◆ Supplied text
_ _ _
Nirvana from Nevermind (1991)

“There’s a handful of before-and-after moments in rock history,” Peggy said. “This is one of them.”

“I don’t know,” I said, “nihilism was around long before Kurt Cobain.”

“Yeah, but it never sounded like this.”

Peggy was of course right, which was why “Smells Like Teen Spirit” made my top 100. So many other bands of this time captured some of what Nirvana was capturing – the dynamics, the raw anxiety, the alienation – but it seemed as though Nirvana was the only band to master all of it. Not only that, but they did it with a level of musicality that demanded listening and stood the test of time.

“So you think music changed from this point forward?” I said.

“Not permanently – it never changes permanently – but ‘Smells Like Teen Spirit’ was a pivot point.”

“It’s also the kind of song that a band can only do early in its career.”

Peggy hesitated on that for a few moments. “Hmm, I’d never considered that. So you can’t do a song like this on your fifth album?”

“I don’t think so. Not unless you recorded your first album when you were eight. It’s a combination of physical age and musical development. I think both need to be fairly young to make a statement with this much blunt force. Things start to become more nuanced after that.”

“Which leads to the eternal question of where Kurt Cobain might have gone if he’d lived.”

I think most of us who take rock music seriously have considered this, maybe as often as we’ve wondered where Hendrix would have gone. Many have conjectured that Cobain would have been the John Lennon of his time if he hadn’t taken his life.

“I’m not in the John Lennon camp,” I said.

“I’m with you there. Cobain wasn’t nearly as accomplished a songwriter at 27 as Lennon.”

“I do think he would have evolved and written a bunch of memorable songs, though. You can see from Nirvana’s Unplugged performance that he was already experimenting with new forms. Combine that with his innate understanding of structure, and I think it’s safe to assume that there were some great compositions down the road.”

“Too bad we never got to hear them. Do you think he got a decent deal?”

“What do you mean?”

“I mean, he only got to live 27 years, but he left behind a piece of work that people will be listening to for generations. Is that a good trade?”

“Well, Bruce Springsteen is in his sixties and he’s left behind lots of work that people will be listening to for generations.”

Peggy made the “tsk” sound she often made to indicate that I wasn’t getting it. “That’s not what I’m saying. I know there are people who’ve lived much longer and contributed much more. What I’m asking, though, is if you would consider 27 years and one immortal album to be enough of a life.”

I thought about that, but only briefly. “I don’t think so.”

“I do.”

“But then instead of the two of us having these conversations, I’d be putting on your record every now and then and thinking about how sorry I am that you were gone so soon.”


That caught me up short. “I think we might have more to talk about than I thought we did.”
_ _ _
◆ Information given
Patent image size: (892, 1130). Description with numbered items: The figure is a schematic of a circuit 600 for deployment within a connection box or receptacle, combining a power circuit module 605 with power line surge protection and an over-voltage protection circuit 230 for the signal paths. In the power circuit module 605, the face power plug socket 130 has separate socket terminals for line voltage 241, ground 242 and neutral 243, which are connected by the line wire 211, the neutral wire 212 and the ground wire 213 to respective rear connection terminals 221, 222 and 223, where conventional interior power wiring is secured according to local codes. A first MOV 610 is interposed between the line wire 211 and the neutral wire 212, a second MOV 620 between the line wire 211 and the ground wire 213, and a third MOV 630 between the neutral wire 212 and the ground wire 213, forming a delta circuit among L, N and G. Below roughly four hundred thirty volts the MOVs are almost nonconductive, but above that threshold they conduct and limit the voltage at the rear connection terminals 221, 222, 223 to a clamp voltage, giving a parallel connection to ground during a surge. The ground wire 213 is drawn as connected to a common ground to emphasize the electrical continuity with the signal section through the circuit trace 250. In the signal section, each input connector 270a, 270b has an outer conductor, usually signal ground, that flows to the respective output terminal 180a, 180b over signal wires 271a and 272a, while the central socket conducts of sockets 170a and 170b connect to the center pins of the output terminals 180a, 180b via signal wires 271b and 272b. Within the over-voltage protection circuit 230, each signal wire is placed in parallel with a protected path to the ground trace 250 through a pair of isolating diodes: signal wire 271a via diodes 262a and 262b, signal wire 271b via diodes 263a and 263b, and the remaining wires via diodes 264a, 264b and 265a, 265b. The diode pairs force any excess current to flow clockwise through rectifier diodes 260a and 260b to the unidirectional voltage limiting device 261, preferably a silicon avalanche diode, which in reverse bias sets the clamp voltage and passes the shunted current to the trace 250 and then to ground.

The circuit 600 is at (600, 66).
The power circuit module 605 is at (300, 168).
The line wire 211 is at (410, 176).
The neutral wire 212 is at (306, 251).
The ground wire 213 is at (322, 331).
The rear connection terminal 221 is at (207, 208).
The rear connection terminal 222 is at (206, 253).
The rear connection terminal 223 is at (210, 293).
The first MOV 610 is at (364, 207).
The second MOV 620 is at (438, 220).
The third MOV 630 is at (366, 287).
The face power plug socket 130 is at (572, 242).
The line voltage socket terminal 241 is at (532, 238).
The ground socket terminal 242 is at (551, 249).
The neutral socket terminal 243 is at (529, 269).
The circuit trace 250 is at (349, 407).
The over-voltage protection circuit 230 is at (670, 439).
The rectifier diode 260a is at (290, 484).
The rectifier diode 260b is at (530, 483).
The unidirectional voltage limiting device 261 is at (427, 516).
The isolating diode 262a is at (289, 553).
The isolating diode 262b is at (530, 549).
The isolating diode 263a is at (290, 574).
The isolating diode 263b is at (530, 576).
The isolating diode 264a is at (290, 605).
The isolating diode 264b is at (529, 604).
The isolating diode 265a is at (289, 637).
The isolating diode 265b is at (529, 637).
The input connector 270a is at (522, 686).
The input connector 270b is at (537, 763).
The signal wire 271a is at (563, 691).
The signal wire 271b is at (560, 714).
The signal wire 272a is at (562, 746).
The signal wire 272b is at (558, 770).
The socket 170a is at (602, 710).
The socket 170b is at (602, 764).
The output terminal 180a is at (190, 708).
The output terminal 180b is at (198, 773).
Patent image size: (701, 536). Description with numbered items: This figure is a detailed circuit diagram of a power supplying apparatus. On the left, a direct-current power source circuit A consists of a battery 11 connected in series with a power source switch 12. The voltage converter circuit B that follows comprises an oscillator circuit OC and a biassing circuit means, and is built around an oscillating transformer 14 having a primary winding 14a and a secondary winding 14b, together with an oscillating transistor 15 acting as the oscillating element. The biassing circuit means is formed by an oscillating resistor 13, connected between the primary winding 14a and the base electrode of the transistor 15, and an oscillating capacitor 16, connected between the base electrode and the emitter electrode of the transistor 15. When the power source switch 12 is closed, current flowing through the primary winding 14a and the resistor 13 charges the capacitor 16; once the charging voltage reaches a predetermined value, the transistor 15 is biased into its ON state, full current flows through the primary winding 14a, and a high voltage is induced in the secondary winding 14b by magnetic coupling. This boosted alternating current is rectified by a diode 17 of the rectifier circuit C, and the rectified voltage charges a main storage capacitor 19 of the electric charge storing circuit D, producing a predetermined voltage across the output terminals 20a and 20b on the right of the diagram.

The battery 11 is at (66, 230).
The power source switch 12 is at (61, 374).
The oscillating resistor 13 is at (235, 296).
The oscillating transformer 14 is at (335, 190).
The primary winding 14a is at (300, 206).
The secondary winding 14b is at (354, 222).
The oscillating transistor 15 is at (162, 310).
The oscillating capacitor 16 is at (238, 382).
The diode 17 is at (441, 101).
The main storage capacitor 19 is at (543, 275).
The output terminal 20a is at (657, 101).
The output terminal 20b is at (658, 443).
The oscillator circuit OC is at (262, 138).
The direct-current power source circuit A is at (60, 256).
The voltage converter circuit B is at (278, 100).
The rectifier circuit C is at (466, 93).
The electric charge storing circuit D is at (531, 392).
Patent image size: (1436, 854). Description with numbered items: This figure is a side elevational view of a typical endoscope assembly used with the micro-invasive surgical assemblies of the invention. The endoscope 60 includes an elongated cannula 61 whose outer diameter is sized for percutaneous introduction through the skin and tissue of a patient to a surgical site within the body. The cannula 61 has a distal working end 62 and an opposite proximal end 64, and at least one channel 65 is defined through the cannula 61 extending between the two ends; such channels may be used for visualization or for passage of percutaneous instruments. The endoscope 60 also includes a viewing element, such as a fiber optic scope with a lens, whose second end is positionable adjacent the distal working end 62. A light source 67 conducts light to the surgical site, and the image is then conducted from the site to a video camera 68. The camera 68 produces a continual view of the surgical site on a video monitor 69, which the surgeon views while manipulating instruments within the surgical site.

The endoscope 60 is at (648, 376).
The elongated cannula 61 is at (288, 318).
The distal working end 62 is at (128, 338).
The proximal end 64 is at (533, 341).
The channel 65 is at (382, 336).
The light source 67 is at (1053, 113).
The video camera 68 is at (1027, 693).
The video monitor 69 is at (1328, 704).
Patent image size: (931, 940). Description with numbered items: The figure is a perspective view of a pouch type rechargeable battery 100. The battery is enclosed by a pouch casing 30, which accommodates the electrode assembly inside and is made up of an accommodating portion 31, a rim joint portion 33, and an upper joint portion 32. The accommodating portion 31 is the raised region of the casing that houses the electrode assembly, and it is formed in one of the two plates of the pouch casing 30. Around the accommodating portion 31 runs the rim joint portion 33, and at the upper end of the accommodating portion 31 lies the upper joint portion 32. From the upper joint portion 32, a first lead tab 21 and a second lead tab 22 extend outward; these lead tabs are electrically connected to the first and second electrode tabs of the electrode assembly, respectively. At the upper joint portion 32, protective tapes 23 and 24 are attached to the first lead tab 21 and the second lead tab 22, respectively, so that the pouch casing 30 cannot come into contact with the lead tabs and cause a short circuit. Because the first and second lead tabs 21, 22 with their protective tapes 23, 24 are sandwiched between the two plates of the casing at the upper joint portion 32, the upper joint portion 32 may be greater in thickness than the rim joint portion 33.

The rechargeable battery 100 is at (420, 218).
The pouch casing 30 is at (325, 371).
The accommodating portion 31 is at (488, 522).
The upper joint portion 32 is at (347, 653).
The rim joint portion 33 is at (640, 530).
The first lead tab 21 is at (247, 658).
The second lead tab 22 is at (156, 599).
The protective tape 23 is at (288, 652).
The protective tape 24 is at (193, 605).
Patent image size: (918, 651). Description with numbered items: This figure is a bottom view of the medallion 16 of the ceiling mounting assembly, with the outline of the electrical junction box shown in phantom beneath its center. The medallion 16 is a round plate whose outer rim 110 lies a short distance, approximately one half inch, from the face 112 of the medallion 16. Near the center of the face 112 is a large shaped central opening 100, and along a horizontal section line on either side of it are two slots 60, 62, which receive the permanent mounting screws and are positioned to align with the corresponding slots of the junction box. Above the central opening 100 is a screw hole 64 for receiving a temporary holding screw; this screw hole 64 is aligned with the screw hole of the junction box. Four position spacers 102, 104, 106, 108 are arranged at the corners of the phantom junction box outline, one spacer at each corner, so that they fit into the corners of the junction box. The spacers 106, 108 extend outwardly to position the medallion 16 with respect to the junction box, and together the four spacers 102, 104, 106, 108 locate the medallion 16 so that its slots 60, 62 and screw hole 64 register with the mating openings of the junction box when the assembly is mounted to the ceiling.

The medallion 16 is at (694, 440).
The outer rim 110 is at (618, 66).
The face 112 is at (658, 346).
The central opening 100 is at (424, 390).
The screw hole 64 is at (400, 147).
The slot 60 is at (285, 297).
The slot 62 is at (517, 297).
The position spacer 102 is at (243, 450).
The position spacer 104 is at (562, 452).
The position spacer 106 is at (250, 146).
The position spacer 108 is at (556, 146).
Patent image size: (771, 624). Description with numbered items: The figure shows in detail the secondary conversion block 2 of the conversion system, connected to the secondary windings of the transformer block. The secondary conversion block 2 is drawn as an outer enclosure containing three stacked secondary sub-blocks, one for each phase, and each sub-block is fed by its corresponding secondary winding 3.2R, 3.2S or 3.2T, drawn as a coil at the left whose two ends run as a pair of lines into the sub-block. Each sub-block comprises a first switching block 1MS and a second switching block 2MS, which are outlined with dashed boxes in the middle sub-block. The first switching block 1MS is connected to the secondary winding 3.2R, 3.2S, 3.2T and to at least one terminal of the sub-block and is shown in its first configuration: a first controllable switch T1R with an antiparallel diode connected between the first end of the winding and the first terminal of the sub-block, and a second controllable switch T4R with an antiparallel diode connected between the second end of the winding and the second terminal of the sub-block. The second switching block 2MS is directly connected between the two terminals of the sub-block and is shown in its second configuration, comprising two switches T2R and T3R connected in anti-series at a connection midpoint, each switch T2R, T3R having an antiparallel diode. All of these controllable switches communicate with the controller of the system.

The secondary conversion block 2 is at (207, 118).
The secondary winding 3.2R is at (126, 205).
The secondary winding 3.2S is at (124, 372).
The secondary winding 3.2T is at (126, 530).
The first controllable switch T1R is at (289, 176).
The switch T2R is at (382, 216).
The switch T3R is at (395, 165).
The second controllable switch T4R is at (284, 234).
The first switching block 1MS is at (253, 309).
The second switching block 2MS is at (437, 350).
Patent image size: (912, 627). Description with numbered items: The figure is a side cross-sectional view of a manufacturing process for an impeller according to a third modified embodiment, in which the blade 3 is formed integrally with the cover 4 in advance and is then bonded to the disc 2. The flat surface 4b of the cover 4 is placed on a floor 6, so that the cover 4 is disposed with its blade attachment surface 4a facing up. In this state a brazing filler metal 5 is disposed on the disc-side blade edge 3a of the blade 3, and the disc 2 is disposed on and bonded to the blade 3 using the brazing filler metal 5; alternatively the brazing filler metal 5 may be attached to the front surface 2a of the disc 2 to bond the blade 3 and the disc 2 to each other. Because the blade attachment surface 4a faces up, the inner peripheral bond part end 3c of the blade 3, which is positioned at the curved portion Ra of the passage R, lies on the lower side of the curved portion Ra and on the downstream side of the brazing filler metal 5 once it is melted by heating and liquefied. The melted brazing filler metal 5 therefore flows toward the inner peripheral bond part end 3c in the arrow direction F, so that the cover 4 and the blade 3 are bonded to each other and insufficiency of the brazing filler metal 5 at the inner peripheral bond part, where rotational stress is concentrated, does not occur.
_ _ _
◆ Assignment 1
Answer these questions from the Nevermind piece:
(a) Which song made the narrator's top 100?
(b) What does the narrator cite as evidence that Cobain was already experimenting with new forms?
(c) According to the narrator, roughly how old is Bruce Springsteen?
◆ Assignment 2
Repeat word for word the part of the Nevermind piece starting at "I think most" and ending at "taken his life.".

◆ Output 1
(a) "Smells Like Teen Spirit"
(b) Nirvana's Unplugged performance
(c) In his sixties

◆ Output 2
I think most of us who take rock music seriously have considered this, maybe as often as we’ve wondered where Hendrix would have gone. Many have conjectured that Cobain would have been the John Lennon of his time if he hadn’t taken his life.